• Source data
######

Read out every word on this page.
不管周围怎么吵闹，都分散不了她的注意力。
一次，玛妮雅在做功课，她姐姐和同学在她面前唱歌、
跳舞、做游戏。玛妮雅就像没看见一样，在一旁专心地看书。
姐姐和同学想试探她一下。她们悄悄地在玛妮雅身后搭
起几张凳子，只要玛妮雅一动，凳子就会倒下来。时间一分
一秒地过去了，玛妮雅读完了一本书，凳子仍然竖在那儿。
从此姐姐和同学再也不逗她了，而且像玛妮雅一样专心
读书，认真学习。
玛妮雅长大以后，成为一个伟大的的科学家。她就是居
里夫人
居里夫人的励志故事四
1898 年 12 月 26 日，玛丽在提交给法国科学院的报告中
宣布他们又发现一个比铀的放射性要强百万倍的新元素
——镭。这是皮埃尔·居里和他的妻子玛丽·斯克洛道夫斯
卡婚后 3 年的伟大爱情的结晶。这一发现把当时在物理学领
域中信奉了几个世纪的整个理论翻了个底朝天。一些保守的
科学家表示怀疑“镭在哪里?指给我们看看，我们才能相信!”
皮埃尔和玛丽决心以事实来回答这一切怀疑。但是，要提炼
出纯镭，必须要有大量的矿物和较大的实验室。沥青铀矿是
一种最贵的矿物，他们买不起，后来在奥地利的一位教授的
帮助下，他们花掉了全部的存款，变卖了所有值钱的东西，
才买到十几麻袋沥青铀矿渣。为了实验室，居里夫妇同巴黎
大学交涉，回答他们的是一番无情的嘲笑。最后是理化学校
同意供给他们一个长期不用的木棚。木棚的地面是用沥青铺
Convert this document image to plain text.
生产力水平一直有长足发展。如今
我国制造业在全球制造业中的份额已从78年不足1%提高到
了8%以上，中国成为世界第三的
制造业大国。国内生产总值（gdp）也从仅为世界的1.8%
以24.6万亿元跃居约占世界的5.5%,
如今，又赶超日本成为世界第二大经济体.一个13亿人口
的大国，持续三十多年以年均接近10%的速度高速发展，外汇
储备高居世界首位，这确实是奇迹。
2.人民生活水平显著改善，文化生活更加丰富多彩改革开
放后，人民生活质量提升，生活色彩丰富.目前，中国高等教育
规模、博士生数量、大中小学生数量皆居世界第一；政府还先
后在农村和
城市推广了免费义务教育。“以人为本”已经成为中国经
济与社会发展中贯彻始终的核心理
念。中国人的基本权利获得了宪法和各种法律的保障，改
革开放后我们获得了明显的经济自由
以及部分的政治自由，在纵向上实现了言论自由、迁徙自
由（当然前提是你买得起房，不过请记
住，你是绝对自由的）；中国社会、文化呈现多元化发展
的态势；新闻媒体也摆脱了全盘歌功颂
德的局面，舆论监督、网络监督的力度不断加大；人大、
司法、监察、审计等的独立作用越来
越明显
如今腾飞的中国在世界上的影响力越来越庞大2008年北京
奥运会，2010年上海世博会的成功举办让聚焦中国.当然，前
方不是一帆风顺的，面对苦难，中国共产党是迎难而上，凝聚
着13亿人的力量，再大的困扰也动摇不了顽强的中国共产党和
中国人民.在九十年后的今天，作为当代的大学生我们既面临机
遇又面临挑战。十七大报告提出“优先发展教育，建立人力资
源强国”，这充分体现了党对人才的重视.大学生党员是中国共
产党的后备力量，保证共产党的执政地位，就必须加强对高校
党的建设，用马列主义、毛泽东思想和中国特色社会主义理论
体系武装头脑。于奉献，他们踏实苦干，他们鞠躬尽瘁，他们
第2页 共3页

######

• Requirement
Write out the entries in full, exactly as given.

• Full response
Read out every word on this page.
不管周围怎么吵闹，都分散不了她的注意力。
一次，玛妮雅在做功课，她姐姐和同学在她面前唱歌、
跳舞、做游戏。玛妮雅就像没看见一样，在一旁专心地看书。
姐姐和同学想试探她一下。她们悄悄地在玛妮雅身后搭
起几张凳子，只要玛妮雅一动，凳子就会倒下来。时间一分
一秒地过去了，玛妮雅读完了一本书，凳子仍然竖在那儿。
从此姐姐和同学再也不逗她了，而且像玛妮雅一样专心
读书，认真学习。
玛妮雅长大以后，成为一个伟大的的科学家。她就是居
里夫人
居里夫人的励志故事四
1898 年 12 月 26 日，玛丽在提交给法国科学院的报告中
宣布他们又发现一个比铀的放射性要强百万倍的新元素
——镭。这是皮埃尔·居里和他的妻子玛丽·斯克洛道夫斯
卡婚后 3 年的伟大爱情的结晶。这一发现把当时在物理学领
域中信奉了几个世纪的整个理论翻了个底朝天。一些保守的
科学家表示怀疑“镭在哪里?指给我们看看，我们才能相信!”
皮埃尔和玛丽决心以事实来回答这一切怀疑。但是，要提炼
出纯镭，必须要有大量的矿物和较大的实验室。沥青铀矿是
一种最贵的矿物，他们买不起，后来在奥地利的一位教授的
帮助下，他们花掉了全部的存款，变卖了所有值钱的东西，
才买到十几麻袋沥青铀矿渣。为了实验室，居里夫妇同巴黎
大学交涉，回答他们的是一番无情的嘲笑。最后是理化学校
同意供给他们一个长期不用的木棚。木棚的地面是用沥青铺
Convert this document image to plain text.
生产力水平一直有长足发展。如今
我国制造业在全球制造业中的份额已从78年不足1%提高到
了8%以上，中国成为世界第三的
制造业大国。国内生产总值（gdp）也从仅为世界的1.8%
以24.6万亿元跃居约占世界的5.5%,
如今，又赶超日本成为世界第二大经济体.一个13亿人口
的大国，持续三十多年以年均接近10%的速度高速发展，外汇
储备高居世界首位，这确实是奇迹。
2.人民生活水平显著改善，文化生活更加丰富多彩改革开
放后，人民生活质量提升，生活色彩丰富.目前，中国高等教育
规模、博士生数量、大中小学生数量皆居世界第一；政府还先
后在农村和
城市推广了免费义务教育。“以人为本”已经成为中国经
济与社会发展中贯彻始终的核心理
念。中国人的基本权利获得了宪法和各种法律的保障，改
革开放后我们获得了明显的经济自由
以及部分的政治自由，在纵向上实现了言论自由、迁徙自
由（当然前提是你买得起房，不过请记
住，你是绝对自由的）；中国社会、文化呈现多元化发展
的态势；新闻媒体也摆脱了全盘歌功颂
德的局面，舆论监督、网络监督的力度不断加大；人大、
司法、监察、审计等的独立作用越来
越明显
如今腾飞的中国在世界上的影响力越来越庞大2008年北京
奥运会，2010年上海世博会的成功举办让聚焦中国.当然，前
方不是一帆风顺的，面对苦难，中国共产党是迎难而上，凝聚
着13亿人的力量，再大的困扰也动摇不了顽强的中国共产党和
中国人民.在九十年后的今天，作为当代的大学生我们既面临机
遇又面临挑战。十七大报告提出“优先发展教育，建立人力资
源强国”，这充分体现了党对人才的重视.大学生党员是中国共
产党的后备力量，保证共产党的执政地位，就必须加强对高校
党的建设，用马列主义、毛泽东思想和中国特色社会主义理论
体系武装头脑。于奉献，他们踏实苦干，他们鞠躬尽瘁，他们
第2页 共3页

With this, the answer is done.